• [Goal] Write the listing out again, all of it, word for word.

[Recorded data]
***

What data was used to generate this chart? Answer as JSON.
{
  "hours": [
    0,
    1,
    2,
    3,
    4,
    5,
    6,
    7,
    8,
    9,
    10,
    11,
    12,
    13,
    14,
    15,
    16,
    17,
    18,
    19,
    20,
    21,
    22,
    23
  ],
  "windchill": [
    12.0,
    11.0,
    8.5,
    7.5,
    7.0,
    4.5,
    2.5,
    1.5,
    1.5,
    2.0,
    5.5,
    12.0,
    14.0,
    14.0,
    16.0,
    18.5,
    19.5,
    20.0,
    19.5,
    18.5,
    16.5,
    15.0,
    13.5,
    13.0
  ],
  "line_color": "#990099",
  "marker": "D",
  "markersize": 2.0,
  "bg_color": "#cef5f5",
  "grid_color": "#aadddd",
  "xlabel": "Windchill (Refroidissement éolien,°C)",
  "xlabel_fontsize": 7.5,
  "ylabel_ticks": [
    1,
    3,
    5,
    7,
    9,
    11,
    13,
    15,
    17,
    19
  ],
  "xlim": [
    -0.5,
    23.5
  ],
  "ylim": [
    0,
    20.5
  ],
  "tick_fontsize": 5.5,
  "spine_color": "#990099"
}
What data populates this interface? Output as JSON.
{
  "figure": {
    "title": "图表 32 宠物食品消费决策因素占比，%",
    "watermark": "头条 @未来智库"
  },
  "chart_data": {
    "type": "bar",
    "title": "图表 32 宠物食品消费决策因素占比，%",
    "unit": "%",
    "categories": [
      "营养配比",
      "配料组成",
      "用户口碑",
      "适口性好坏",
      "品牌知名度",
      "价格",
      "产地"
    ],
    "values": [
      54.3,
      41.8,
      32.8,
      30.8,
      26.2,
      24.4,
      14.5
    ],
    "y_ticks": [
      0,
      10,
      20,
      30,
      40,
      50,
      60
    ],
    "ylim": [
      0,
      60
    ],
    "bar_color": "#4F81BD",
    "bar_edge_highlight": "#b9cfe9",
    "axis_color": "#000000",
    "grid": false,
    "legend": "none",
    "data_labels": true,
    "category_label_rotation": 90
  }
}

***

• [Complete answer]
What data was used to generate this chart? Answer as JSON.
{
  "hours": [
    0,
    1,
    2,
    3,
    4,
    5,
    6,
    7,
    8,
    9,
    10,
    11,
    12,
    13,
    14,
    15,
    16,
    17,
    18,
    19,
    20,
    21,
    22,
    23
  ],
  "windchill": [
    12.0,
    11.0,
    8.5,
    7.5,
    7.0,
    4.5,
    2.5,
    1.5,
    1.5,
    2.0,
    5.5,
    12.0,
    14.0,
    14.0,
    16.0,
    18.5,
    19.5,
    20.0,
    19.5,
    18.5,
    16.5,
    15.0,
    13.5,
    13.0
  ],
  "line_color": "#990099",
  "marker": "D",
  "markersize": 2.0,
  "bg_color": "#cef5f5",
  "grid_color": "#aadddd",
  "xlabel": "Windchill (Refroidissement éolien,°C)",
  "xlabel_fontsize": 7.5,
  "ylabel_ticks": [
    1,
    3,
    5,
    7,
    9,
    11,
    13,
    15,
    17,
    19
  ],
  "xlim": [
    -0.5,
    23.5
  ],
  "ylim": [
    0,
    20.5
  ],
  "tick_fontsize": 5.5,
  "spine_color": "#990099"
}
What data populates this interface? Output as JSON.
{
  "figure": {
    "title": "图表 32 宠物食品消费决策因素占比，%",
    "watermark": "头条 @未来智库"
  },
  "chart_data": {
    "type": "bar",
    "title": "图表 32 宠物食品消费决策因素占比，%",
    "unit": "%",
    "categories": [
      "营养配比",
      "配料组成",
      "用户口碑",
      "适口性好坏",
      "品牌知名度",
      "价格",
      "产地"
    ],
    "values": [
      54.3,
      41.8,
      32.8,
      30.8,
      26.2,
      24.4,
      14.5
    ],
    "y_ticks": [
      0,
      10,
      20,
      30,
      40,
      50,
      60
    ],
    "ylim": [
      0,
      60
    ],
    "bar_color": "#4F81BD",
    "bar_edge_highlight": "#b9cfe9",
    "axis_color": "#000000",
    "grid": false,
    "legend": "none",
    "data_labels": true,
    "category_label_rotation": 90
  }
}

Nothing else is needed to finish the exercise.